____ SUPPLIED RECORDS

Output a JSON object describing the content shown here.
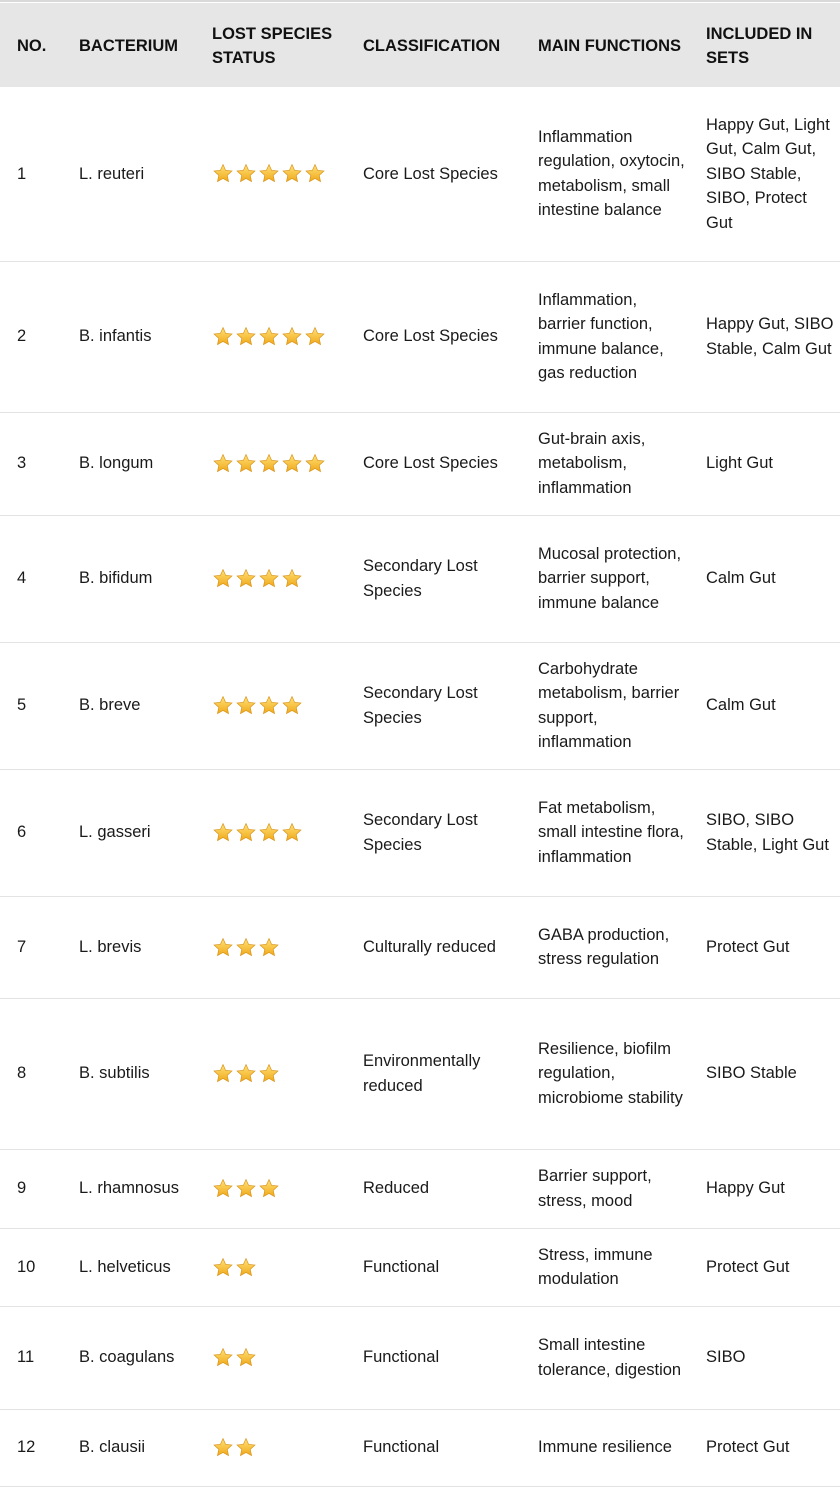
{
  "colors": {
    "header_bg": "#e6e6e6",
    "star": "#f5c02a"
  },
  "columns": [
    "NO.",
    "BACTERIUM",
    "LOST SPECIES STATUS",
    "CLASSIFICATION",
    "MAIN FUNCTIONS",
    "INCLUDED IN SETS"
  ],
  "rows": [
    {
      "no": "1",
      "bacterium": "L. reuteri",
      "stars": 5,
      "classification": "Core Lost Species",
      "functions": "Inflammation regulation, oxytocin, metabolism, small intestine balance",
      "sets": "Happy Gut, Light Gut, Calm Gut, SIBO Stable, SIBO, Protect Gut"
    },
    {
      "no": "2",
      "bacterium": "B. infantis",
      "stars": 5,
      "classification": "Core Lost Species",
      "functions": "Inflammation, barrier function, immune balance, gas reduction",
      "sets": "Happy Gut, SIBO Stable, Calm Gut"
    },
    {
      "no": "3",
      "bacterium": "B. longum",
      "stars": 5,
      "classification": "Core Lost Species",
      "functions": "Gut-brain axis, metabolism, inflammation",
      "sets": "Light Gut"
    },
    {
      "no": "4",
      "bacterium": "B. bifidum",
      "stars": 4,
      "classification": "Secondary Lost Species",
      "functions": "Mucosal protection, barrier support, immune balance",
      "sets": "Calm Gut"
    },
    {
      "no": "5",
      "bacterium": "B. breve",
      "stars": 4,
      "classification": "Secondary Lost Species",
      "functions": "Carbohydrate metabolism, barrier support, inflammation",
      "sets": "Calm Gut"
    },
    {
      "no": "6",
      "bacterium": "L. gasseri",
      "stars": 4,
      "classification": "Secondary Lost Species",
      "functions": "Fat metabolism, small intestine flora, inflammation",
      "sets": "SIBO, SIBO Stable, Light Gut"
    },
    {
      "no": "7",
      "bacterium": "L. brevis",
      "stars": 3,
      "classification": "Culturally reduced",
      "functions": "GABA production, stress regulation",
      "sets": "Protect Gut"
    },
    {
      "no": "8",
      "bacterium": "B. subtilis",
      "stars": 3,
      "classification": "Environmentally reduced",
      "functions": "Resilience, biofilm regulation, microbiome stability",
      "sets": "SIBO Stable"
    },
    {
      "no": "9",
      "bacterium": "L. rhamnosus",
      "stars": 3,
      "classification": "Reduced",
      "functions": "Barrier support, stress, mood",
      "sets": "Happy Gut"
    },
    {
      "no": "10",
      "bacterium": "L. helveticus",
      "stars": 2,
      "classification": "Functional",
      "functions": "Stress, immune modulation",
      "sets": "Protect Gut"
    },
    {
      "no": "11",
      "bacterium": "B. coagulans",
      "stars": 2,
      "classification": "Functional",
      "functions": "Small intestine tolerance, digestion",
      "sets": "SIBO"
    },
    {
      "no": "12",
      "bacterium": "B. clausii",
      "stars": 2,
      "classification": "Functional",
      "functions": "Immune resilience",
      "sets": "Protect Gut"
    }
  ]
}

________

INSTRUCTIONS TO FOLLOW. Wherever the string "intestine" appears in the data above, report the whole line.

RESULT OF THE TASK.
      "functions": "Inflammation regulation, oxytocin, metabolism, small intestine balance",
      "functions": "Fat metabolism, small intestine flora, inflammation",
      "functions": "Small intestine tolerance, digestion",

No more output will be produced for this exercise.